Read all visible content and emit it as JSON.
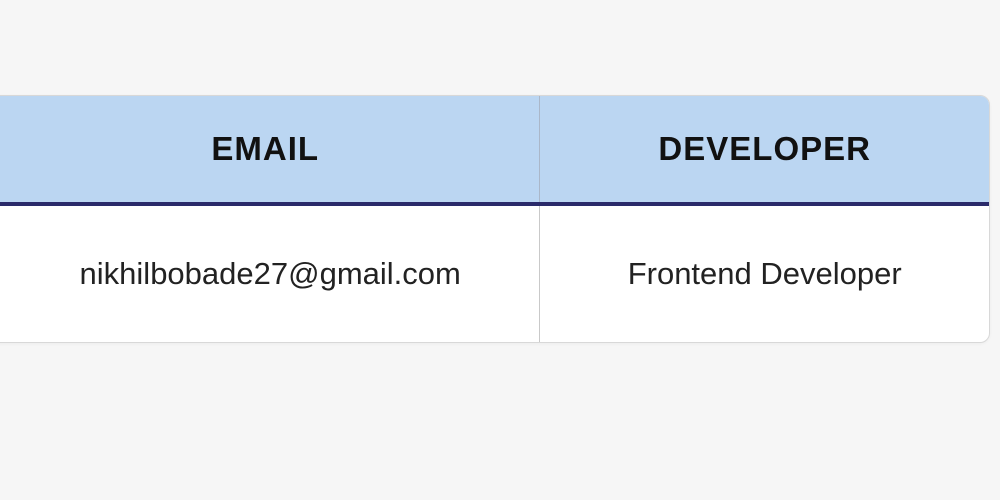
{
  "table": {
    "headers": {
      "email": "EMAIL",
      "developer": "DEVELOPER"
    },
    "rows": [
      {
        "email": "nikhilbobade27@gmail.com",
        "developer": "Frontend Developer"
      }
    ]
  }
}
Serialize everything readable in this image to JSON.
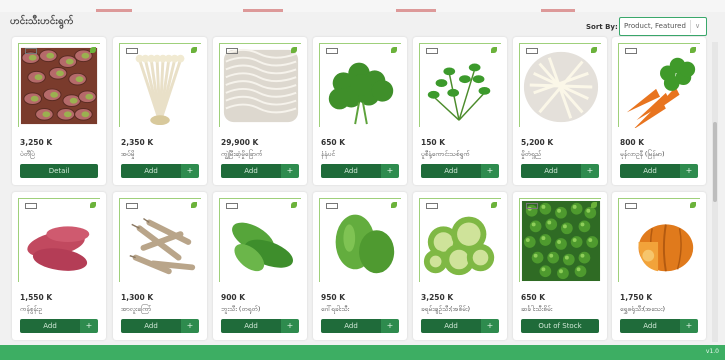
{
  "header": {
    "title": "ဟင်းသီးဟင်းရွက်"
  },
  "sort": {
    "label": "Sort By:",
    "selected": "Product, Featured"
  },
  "accent": "#3dae63",
  "button_color": "#1f6b3a",
  "products": [
    {
      "price": "3,250 K",
      "name": "ပဲတီပြဲ",
      "button": "Detail",
      "icon": "pistachio"
    },
    {
      "price": "2,350 K",
      "name": "အပ်မှို",
      "button": "Add",
      "icon": "enoki"
    },
    {
      "price": "29,900 K",
      "name": "ကျွဲမြီးဆံ့မှိုခြောက်",
      "button": "Add",
      "icon": "dried-noodle"
    },
    {
      "price": "650 K",
      "name": "နံနံပင်",
      "button": "Add",
      "icon": "parsley"
    },
    {
      "price": "150 K",
      "name": "ပူစီနံ့ကောင်းသစ်ရွက်",
      "button": "Add",
      "icon": "mint"
    },
    {
      "price": "5,200 K",
      "name": "မှိုတံရှည်",
      "button": "Add",
      "icon": "bean-sprouts"
    },
    {
      "price": "800 K",
      "name": "မုန်လာဥနီ (မြန်မာ)",
      "button": "Add",
      "icon": "carrot"
    },
    {
      "price": "1,550 K",
      "name": "ကန်စွန်းဥ",
      "button": "Add",
      "icon": "sweet-potato"
    },
    {
      "price": "1,300 K",
      "name": "အာလူးကြော်",
      "button": "Add",
      "icon": "ginseng"
    },
    {
      "price": "900 K",
      "name": "ဘူးသီး (တရုတ်)",
      "button": "Add",
      "icon": "bottle-gourd"
    },
    {
      "price": "950 K",
      "name": "ဂေါ်ရခါးသီး",
      "button": "Add",
      "icon": "chayote"
    },
    {
      "price": "3,250 K",
      "name": "ခရမ်းချဉ်သီး(အစိမ်း)",
      "button": "Add",
      "icon": "green-gourd"
    },
    {
      "price": "650 K",
      "name": "ဆင်္ခါးသီးစိမ်း",
      "button": "Out of Stock",
      "icon": "pea-eggplant"
    },
    {
      "price": "1,750 K",
      "name": "ရွှေဖရုံသီး(အသေး)",
      "button": "Add",
      "icon": "pumpkin"
    }
  ],
  "footer": {
    "version": "v1.0"
  }
}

────────────────────────────────────────

**What you should do**
Copy and report every line where the word "developer" is present.

**Solution to this problem**
      "developer": "DEVELOPER"
        "developer": "Frontend Developer"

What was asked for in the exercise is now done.